(Stored items from a collection)
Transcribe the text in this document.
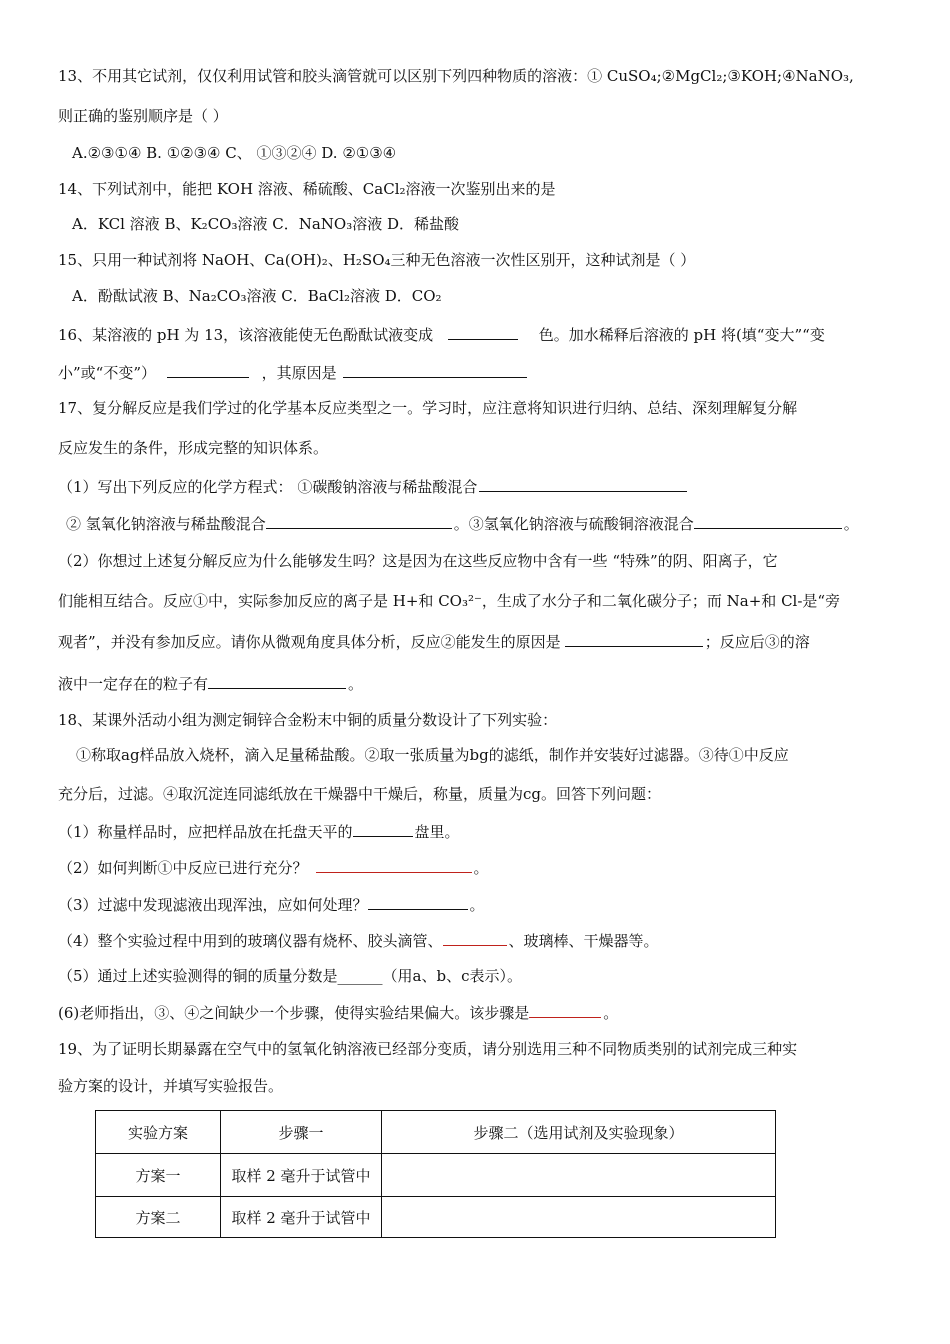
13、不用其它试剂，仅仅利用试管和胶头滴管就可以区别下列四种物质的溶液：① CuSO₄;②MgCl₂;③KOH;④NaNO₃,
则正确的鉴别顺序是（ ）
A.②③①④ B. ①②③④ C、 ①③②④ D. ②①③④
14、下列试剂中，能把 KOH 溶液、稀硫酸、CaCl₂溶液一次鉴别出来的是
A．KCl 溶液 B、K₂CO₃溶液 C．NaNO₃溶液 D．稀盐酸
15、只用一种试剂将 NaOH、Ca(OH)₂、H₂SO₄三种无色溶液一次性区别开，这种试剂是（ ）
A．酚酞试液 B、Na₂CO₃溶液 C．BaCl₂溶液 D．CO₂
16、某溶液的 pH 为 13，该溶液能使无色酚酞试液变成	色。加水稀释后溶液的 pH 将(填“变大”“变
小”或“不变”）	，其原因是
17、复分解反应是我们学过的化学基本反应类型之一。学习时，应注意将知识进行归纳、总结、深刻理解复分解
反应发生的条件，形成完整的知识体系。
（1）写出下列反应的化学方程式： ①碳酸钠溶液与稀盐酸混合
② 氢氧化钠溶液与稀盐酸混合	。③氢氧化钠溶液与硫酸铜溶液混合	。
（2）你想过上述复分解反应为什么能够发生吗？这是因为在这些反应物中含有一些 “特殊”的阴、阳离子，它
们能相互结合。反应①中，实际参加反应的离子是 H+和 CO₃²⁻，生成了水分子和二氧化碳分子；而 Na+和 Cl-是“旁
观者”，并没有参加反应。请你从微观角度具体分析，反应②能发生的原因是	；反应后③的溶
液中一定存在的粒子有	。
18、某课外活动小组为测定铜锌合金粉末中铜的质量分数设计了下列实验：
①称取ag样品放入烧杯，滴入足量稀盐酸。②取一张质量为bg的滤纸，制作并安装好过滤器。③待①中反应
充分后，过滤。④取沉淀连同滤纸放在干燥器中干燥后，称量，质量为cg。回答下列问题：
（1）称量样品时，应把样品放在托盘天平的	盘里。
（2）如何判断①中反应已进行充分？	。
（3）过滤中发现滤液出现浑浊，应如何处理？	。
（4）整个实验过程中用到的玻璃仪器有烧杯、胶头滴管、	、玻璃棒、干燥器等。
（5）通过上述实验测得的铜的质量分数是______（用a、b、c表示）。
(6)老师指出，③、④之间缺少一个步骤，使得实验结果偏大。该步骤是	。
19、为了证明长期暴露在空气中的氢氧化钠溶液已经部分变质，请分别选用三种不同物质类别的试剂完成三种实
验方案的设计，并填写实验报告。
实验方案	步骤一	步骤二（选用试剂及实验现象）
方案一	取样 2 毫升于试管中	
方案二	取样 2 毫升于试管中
...
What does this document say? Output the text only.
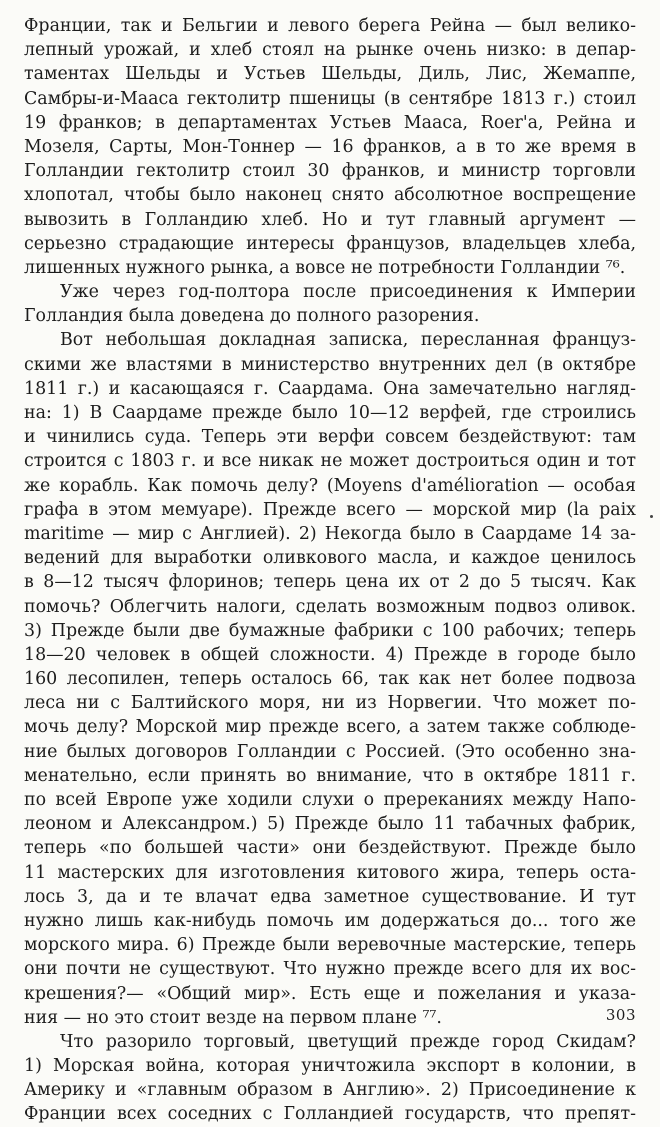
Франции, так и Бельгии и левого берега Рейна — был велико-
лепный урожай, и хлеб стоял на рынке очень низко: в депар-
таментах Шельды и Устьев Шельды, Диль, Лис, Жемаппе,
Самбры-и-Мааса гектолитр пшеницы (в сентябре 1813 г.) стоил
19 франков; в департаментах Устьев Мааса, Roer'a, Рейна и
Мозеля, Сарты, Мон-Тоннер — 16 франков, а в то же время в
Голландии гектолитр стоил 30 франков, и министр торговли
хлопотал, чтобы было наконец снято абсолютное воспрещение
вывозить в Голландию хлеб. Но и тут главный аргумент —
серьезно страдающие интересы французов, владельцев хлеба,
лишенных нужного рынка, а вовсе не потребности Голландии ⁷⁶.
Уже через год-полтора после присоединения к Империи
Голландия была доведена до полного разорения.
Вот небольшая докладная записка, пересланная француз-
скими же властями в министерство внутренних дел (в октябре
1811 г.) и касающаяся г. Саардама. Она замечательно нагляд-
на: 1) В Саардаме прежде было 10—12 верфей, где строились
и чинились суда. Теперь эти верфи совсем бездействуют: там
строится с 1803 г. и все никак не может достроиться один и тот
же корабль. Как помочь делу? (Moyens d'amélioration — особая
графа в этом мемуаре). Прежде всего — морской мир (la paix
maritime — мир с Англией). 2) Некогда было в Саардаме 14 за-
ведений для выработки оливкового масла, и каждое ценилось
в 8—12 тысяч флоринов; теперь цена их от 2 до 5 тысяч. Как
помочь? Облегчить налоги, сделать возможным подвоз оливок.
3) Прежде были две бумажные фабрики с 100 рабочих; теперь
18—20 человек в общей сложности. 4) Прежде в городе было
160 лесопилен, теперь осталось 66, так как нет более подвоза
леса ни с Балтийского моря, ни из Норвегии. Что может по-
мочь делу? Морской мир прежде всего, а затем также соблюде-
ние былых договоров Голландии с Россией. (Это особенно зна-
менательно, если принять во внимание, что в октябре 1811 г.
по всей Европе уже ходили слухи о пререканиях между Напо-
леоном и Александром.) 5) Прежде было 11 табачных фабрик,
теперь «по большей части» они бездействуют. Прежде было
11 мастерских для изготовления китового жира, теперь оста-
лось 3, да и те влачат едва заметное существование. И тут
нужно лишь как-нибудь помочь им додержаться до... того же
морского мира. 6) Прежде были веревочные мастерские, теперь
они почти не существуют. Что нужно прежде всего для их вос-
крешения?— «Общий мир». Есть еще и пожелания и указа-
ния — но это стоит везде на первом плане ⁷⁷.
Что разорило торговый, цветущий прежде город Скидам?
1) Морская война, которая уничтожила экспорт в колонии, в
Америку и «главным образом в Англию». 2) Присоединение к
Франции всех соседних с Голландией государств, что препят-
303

» **REQUIRED WORK**: For each line of the listing that holds the word "Франции", show that line.

» **EXPECTED ANSWER**:
Франции, так и Бельгии и левого берега Рейна — был велико-
Франции всех соседних с Голландией государств, что препят-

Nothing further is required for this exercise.